### Set task
Every record must be repeated exactly; omit any pictures they contain.

*** Task material

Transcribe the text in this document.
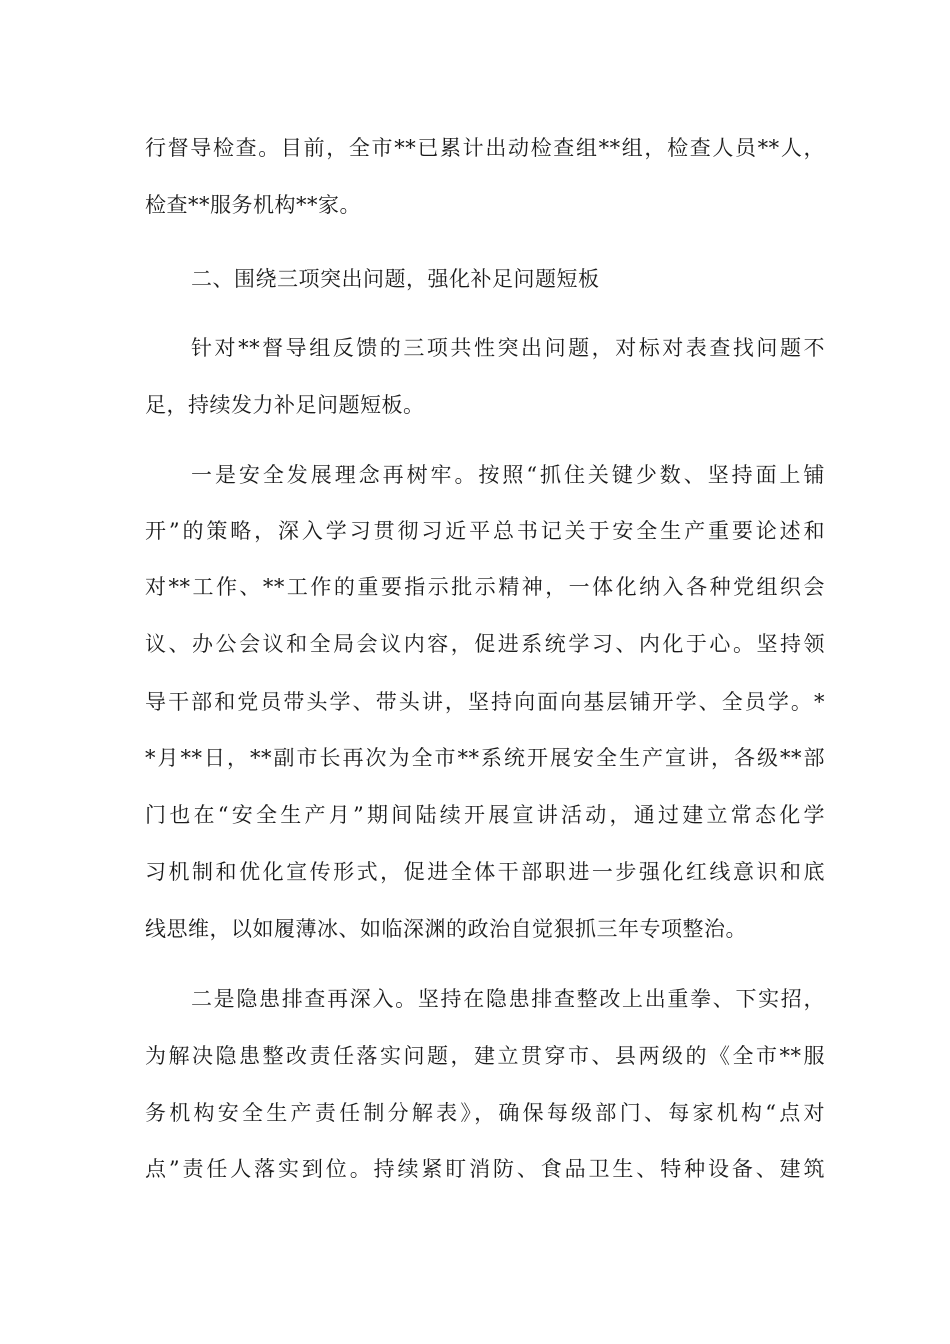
行督导检查。目前，全市**已累计出动检查组**组，检查人员**人，
检查**服务机构**家。
二、围绕三项突出问题，强化补足问题短板
针对**督导组反馈的三项共性突出问题，对标对表查找问题不
足，持续发力补足问题短板。
一是安全发展理念再树牢。按照“抓住关键少数、坚持面上铺
开”的策略，深入学习贯彻习近平总书记关于安全生产重要论述和
对**工作、**工作的重要指示批示精神，一体化纳入各种党组织会
议、办公会议和全局会议内容，促进系统学习、内化于心。坚持领
导干部和党员带头学、带头讲，坚持向面向基层铺开学、全员学。*
*月**日，**副市长再次为全市**系统开展安全生产宣讲，各级**部
门也在“安全生产月”期间陆续开展宣讲活动，通过建立常态化学
习机制和优化宣传形式，促进全体干部职进一步强化红线意识和底
线思维，以如履薄冰、如临深渊的政治自觉狠抓三年专项整治。
二是隐患排查再深入。坚持在隐患排查整改上出重拳、下实招，
为解决隐患整改责任落实问题，建立贯穿市、县两级的《全市**服
务机构安全生产责任制分解表》，确保每级部门、每家机构“点对
点”责任人落实到位。持续紧盯消防、食品卫生、特种设备、建筑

******

### Written answer
Transcribe the text in this document.
行督导检查。目前，全市**已累计出动检查组**组，检查人员**人，
检查**服务机构**家。
二、围绕三项突出问题，强化补足问题短板
针对**督导组反馈的三项共性突出问题，对标对表查找问题不
足，持续发力补足问题短板。
一是安全发展理念再树牢。按照“抓住关键少数、坚持面上铺
开”的策略，深入学习贯彻习近平总书记关于安全生产重要论述和
对**工作、**工作的重要指示批示精神，一体化纳入各种党组织会
议、办公会议和全局会议内容，促进系统学习、内化于心。坚持领
导干部和党员带头学、带头讲，坚持向面向基层铺开学、全员学。*
*月**日，**副市长再次为全市**系统开展安全生产宣讲，各级**部
门也在“安全生产月”期间陆续开展宣讲活动，通过建立常态化学
习机制和优化宣传形式，促进全体干部职进一步强化红线意识和底
线思维，以如履薄冰、如临深渊的政治自觉狠抓三年专项整治。
二是隐患排查再深入。坚持在隐患排查整改上出重拳、下实招，
为解决隐患整改责任落实问题，建立贯穿市、县两级的《全市**服
务机构安全生产责任制分解表》，确保每级部门、每家机构“点对
点”责任人落实到位。持续紧盯消防、食品卫生、特种设备、建筑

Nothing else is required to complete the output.